[Transcript data for document pages]

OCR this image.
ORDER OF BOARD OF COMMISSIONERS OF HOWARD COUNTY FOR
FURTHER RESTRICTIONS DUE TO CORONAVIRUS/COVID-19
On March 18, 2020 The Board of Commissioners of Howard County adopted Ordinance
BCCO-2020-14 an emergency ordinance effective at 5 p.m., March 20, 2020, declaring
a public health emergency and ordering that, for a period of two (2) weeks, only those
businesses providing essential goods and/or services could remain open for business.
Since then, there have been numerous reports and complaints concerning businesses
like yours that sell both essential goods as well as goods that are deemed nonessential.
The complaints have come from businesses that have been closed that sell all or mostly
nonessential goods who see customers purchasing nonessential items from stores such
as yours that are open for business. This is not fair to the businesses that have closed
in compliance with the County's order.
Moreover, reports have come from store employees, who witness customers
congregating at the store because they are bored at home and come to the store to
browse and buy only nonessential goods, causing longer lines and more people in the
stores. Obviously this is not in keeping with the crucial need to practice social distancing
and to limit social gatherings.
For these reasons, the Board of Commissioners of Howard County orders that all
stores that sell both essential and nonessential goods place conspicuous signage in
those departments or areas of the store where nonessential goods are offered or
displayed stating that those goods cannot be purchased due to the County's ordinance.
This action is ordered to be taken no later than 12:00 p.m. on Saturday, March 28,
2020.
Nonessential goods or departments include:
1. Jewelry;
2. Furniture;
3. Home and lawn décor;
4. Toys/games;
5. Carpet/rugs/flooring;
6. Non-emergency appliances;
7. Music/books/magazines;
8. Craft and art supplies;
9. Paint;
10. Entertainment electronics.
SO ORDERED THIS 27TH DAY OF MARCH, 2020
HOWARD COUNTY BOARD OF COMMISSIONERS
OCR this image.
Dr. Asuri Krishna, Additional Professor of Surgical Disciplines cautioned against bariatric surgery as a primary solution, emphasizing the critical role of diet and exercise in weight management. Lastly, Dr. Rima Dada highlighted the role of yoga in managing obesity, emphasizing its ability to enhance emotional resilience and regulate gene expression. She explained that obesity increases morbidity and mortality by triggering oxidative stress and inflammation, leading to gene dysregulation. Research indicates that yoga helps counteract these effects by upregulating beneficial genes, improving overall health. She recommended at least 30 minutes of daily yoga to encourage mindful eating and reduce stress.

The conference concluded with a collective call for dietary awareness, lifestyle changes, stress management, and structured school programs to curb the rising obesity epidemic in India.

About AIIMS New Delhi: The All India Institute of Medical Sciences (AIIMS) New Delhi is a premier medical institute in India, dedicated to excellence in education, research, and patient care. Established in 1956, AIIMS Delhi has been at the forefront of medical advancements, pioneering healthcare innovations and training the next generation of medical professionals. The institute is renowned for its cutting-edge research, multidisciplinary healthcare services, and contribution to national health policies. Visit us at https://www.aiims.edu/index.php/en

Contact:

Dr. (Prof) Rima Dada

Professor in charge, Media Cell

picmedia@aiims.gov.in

# WORK INSTRUCTIONS
Tell how many lines in the records above carry the word "India". Only the number should appear in the reply.

# ANSWER AREA
2